* **Aim**
Quote all entries in full, exactly.

* **Data supplied**
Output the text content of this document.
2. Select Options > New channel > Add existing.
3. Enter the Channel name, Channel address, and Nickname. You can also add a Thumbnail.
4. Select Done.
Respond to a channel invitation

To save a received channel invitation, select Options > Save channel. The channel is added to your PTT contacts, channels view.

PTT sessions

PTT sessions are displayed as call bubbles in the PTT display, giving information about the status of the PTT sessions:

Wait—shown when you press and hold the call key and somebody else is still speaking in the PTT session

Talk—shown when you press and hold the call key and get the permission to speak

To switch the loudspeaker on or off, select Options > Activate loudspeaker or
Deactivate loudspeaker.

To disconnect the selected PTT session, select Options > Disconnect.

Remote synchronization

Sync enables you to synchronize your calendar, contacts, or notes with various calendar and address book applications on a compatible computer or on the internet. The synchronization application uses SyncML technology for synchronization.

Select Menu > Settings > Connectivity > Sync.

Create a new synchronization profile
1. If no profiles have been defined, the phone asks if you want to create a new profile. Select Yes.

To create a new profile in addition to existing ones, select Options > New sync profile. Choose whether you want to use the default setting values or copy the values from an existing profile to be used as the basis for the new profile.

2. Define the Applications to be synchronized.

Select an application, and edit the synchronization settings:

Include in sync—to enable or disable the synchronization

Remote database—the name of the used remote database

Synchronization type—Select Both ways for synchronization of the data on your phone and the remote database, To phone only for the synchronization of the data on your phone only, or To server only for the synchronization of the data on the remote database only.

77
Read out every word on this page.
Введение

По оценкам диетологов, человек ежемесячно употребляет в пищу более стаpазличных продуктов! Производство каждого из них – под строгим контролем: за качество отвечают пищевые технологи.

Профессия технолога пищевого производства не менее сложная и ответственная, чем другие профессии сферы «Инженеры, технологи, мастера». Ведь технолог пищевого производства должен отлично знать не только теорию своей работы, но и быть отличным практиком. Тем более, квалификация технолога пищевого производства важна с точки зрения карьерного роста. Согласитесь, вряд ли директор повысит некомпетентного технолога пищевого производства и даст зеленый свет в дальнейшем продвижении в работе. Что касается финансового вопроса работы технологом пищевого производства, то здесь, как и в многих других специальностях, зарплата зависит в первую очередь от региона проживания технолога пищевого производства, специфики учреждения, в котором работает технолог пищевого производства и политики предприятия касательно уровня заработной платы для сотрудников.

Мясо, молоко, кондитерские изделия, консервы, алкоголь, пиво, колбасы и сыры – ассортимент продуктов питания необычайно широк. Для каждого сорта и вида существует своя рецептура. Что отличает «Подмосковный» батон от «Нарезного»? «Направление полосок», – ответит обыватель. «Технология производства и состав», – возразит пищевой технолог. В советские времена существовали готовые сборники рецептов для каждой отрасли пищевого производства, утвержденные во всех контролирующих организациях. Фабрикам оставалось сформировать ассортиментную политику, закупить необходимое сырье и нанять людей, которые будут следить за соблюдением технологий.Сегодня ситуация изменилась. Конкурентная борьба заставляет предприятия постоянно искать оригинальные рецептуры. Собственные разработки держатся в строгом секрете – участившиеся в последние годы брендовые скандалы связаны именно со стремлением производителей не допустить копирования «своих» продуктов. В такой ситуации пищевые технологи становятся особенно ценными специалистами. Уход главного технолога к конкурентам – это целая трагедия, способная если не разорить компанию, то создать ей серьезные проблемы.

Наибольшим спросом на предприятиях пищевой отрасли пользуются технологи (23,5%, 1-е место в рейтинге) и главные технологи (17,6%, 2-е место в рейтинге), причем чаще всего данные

* **Task output**
Output the text content of this document.
2. Select Options > New channel > Add existing.
3. Enter the Channel name, Channel address, and Nickname. You can also add a Thumbnail.
4. Select Done.
Respond to a channel invitation

To save a received channel invitation, select Options > Save channel. The channel is added to your PTT contacts, channels view.

PTT sessions

PTT sessions are displayed as call bubbles in the PTT display, giving information about the status of the PTT sessions:

Wait—shown when you press and hold the call key and somebody else is still speaking in the PTT session

Talk—shown when you press and hold the call key and get the permission to speak

To switch the loudspeaker on or off, select Options > Activate loudspeaker or
Deactivate loudspeaker.

To disconnect the selected PTT session, select Options > Disconnect.

Remote synchronization

Sync enables you to synchronize your calendar, contacts, or notes with various calendar and address book applications on a compatible computer or on the internet. The synchronization application uses SyncML technology for synchronization.

Select Menu > Settings > Connectivity > Sync.

Create a new synchronization profile
1. If no profiles have been defined, the phone asks if you want to create a new profile. Select Yes.

To create a new profile in addition to existing ones, select Options > New sync profile. Choose whether you want to use the default setting values or copy the values from an existing profile to be used as the basis for the new profile.

2. Define the Applications to be synchronized.

Select an application, and edit the synchronization settings:

Include in sync—to enable or disable the synchronization

Remote database—the name of the used remote database

Synchronization type—Select Both ways for synchronization of the data on your phone and the remote database, To phone only for the synchronization of the data on your phone only, or To server only for the synchronization of the data on the remote database only.

77
Read out every word on this page.
Введение

По оценкам диетологов, человек ежемесячно употребляет в пищу более стаpазличных продуктов! Производство каждого из них – под строгим контролем: за качество отвечают пищевые технологи.

Профессия технолога пищевого производства не менее сложная и ответственная, чем другие профессии сферы «Инженеры, технологи, мастера». Ведь технолог пищевого производства должен отлично знать не только теорию своей работы, но и быть отличным практиком. Тем более, квалификация технолога пищевого производства важна с точки зрения карьерного роста. Согласитесь, вряд ли директор повысит некомпетентного технолога пищевого производства и даст зеленый свет в дальнейшем продвижении в работе. Что касается финансового вопроса работы технологом пищевого производства, то здесь, как и в многих других специальностях, зарплата зависит в первую очередь от региона проживания технолога пищевого производства, специфики учреждения, в котором работает технолог пищевого производства и политики предприятия касательно уровня заработной платы для сотрудников.

Мясо, молоко, кондитерские изделия, консервы, алкоголь, пиво, колбасы и сыры – ассортимент продуктов питания необычайно широк. Для каждого сорта и вида существует своя рецептура. Что отличает «Подмосковный» батон от «Нарезного»? «Направление полосок», – ответит обыватель. «Технология производства и состав», – возразит пищевой технолог. В советские времена существовали готовые сборники рецептов для каждой отрасли пищевого производства, утвержденные во всех контролирующих организациях. Фабрикам оставалось сформировать ассортиментную политику, закупить необходимое сырье и нанять людей, которые будут следить за соблюдением технологий.Сегодня ситуация изменилась. Конкурентная борьба заставляет предприятия постоянно искать оригинальные рецептуры. Собственные разработки держатся в строгом секрете – участившиеся в последние годы брендовые скандалы связаны именно со стремлением производителей не допустить копирования «своих» продуктов. В такой ситуации пищевые технологи становятся особенно ценными специалистами. Уход главного технолога к конкурентам – это целая трагедия, способная если не разорить компанию, то создать ей серьезные проблемы.

Наибольшим спросом на предприятиях пищевой отрасли пользуются технологи (23,5%, 1-е место в рейтинге) и главные технологи (17,6%, 2-е место в рейтинге), причем чаще всего данные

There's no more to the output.